▶ _MATERIAL FOR THE TASK_:

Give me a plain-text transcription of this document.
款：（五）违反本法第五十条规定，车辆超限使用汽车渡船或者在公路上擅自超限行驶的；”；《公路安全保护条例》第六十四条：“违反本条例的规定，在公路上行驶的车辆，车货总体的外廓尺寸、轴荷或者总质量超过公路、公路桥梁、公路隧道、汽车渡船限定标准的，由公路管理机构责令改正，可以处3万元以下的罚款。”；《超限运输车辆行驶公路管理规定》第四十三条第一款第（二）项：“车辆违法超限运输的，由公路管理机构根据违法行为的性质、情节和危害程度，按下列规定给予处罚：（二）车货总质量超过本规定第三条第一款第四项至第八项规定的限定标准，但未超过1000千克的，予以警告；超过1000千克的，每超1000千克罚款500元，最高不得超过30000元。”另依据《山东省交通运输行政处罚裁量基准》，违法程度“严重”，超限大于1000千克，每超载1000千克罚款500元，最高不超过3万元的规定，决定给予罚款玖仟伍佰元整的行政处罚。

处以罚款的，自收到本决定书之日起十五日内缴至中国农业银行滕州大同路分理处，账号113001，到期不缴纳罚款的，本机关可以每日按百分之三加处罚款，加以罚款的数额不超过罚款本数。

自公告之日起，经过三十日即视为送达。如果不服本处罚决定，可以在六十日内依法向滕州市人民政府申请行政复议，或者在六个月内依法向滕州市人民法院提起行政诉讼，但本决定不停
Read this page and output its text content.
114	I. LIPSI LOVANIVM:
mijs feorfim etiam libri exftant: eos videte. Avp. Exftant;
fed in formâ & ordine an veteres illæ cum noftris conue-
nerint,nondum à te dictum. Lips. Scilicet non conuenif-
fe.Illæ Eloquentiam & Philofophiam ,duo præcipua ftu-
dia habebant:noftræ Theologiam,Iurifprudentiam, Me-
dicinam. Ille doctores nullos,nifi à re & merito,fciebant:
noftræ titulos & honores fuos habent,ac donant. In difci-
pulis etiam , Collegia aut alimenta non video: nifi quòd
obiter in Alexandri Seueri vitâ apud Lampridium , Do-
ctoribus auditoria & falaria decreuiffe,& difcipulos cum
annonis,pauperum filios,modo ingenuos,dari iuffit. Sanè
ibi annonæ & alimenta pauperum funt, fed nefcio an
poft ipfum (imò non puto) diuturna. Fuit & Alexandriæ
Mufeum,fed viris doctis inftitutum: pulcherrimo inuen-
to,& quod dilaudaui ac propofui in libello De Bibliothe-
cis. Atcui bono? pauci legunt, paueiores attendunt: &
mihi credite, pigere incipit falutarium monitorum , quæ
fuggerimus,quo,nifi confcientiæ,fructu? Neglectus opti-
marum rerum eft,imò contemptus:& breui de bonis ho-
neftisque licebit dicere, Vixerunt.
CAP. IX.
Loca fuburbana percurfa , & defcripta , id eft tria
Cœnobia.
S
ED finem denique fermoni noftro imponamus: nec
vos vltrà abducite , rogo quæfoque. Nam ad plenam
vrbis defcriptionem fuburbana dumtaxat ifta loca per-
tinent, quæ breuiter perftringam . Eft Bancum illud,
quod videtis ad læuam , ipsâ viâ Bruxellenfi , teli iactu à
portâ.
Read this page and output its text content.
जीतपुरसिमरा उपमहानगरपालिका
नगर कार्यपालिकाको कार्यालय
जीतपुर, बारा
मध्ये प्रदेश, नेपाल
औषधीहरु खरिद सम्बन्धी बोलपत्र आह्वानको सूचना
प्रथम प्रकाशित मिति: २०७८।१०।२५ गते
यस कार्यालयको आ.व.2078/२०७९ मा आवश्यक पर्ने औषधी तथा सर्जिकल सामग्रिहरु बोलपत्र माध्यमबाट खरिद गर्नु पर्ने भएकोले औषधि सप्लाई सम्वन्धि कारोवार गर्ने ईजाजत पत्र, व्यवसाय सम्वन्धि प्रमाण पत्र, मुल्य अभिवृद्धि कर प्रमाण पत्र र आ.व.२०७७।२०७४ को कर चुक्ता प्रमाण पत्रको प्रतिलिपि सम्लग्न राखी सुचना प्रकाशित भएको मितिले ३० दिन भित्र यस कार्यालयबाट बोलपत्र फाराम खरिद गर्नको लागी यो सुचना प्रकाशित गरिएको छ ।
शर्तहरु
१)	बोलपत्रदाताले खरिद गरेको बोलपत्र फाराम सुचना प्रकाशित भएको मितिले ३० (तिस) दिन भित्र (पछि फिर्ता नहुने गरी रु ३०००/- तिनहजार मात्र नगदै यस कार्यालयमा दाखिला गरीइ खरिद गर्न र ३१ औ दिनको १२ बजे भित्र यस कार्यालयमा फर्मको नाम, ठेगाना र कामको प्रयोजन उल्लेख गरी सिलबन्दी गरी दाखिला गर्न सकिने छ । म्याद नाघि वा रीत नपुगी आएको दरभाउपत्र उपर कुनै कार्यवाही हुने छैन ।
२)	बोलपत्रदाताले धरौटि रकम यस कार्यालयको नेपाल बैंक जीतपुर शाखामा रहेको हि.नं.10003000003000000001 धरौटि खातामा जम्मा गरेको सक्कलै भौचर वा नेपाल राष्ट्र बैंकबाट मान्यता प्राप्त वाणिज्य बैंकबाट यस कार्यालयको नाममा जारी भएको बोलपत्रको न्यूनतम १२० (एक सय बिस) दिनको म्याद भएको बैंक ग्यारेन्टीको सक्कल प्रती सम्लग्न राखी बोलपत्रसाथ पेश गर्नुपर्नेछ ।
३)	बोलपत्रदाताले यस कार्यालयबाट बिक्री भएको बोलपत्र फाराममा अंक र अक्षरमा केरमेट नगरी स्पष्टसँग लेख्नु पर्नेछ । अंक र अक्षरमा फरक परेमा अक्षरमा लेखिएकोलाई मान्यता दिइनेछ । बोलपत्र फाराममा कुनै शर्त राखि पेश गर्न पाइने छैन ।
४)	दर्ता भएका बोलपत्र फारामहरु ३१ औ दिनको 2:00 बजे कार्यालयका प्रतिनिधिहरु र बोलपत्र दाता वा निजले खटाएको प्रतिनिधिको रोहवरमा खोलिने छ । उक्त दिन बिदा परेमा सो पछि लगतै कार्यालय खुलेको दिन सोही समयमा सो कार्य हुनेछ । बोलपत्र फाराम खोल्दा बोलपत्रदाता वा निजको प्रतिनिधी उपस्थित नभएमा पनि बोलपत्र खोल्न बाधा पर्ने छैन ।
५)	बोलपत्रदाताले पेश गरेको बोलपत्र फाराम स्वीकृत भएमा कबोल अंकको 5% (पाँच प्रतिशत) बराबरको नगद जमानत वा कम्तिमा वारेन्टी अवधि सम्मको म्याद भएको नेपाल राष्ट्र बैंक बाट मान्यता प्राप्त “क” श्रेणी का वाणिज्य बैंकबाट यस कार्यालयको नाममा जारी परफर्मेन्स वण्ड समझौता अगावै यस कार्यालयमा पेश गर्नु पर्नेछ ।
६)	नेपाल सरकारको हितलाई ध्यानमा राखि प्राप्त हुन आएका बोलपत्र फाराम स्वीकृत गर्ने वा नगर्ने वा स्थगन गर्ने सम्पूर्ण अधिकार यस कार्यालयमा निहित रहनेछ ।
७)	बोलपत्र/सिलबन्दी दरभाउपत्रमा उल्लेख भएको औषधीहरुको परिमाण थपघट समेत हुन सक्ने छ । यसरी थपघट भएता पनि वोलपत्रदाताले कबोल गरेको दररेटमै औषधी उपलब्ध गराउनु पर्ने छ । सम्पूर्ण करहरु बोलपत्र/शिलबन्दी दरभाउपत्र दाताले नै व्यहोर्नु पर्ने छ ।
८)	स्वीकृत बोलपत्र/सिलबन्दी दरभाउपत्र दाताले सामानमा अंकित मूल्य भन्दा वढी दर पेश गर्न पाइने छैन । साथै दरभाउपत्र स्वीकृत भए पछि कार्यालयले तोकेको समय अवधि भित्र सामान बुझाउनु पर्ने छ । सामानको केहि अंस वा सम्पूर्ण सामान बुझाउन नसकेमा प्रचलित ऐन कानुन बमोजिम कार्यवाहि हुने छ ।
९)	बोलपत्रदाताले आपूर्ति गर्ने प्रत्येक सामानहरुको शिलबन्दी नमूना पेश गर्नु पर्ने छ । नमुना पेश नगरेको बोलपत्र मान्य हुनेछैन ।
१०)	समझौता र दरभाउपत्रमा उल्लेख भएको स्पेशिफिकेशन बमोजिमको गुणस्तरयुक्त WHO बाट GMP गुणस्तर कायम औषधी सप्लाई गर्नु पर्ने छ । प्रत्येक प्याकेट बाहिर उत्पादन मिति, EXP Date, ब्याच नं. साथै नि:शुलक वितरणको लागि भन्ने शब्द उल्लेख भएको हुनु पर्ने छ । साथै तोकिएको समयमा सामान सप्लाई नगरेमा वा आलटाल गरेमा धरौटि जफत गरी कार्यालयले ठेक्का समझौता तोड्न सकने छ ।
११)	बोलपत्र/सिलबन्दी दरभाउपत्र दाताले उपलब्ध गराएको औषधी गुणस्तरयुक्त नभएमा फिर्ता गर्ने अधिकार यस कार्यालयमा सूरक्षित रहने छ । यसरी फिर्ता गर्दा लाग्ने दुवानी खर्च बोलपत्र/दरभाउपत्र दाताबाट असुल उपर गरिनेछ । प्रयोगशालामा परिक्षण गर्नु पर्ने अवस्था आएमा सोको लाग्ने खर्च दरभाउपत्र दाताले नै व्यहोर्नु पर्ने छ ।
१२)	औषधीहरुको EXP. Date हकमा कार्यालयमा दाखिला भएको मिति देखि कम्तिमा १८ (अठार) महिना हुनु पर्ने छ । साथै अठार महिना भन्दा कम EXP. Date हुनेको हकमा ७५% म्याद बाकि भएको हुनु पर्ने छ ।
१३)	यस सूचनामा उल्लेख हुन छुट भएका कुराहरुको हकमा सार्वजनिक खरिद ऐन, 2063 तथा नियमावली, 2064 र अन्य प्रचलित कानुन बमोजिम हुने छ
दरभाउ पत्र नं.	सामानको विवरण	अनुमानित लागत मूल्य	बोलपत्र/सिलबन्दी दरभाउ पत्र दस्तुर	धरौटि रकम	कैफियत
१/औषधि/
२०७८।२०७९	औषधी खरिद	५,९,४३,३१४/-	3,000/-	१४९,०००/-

▶ _DIRECTIONS_: In the lines above, find each one with "fuburbana" and list it.

▶ _EXPECTED ANSWER_:
Loca fuburbana percurfa , & defcripta , id eft tria
vrbis defcriptionem fuburbana dumtaxat ifta loca per-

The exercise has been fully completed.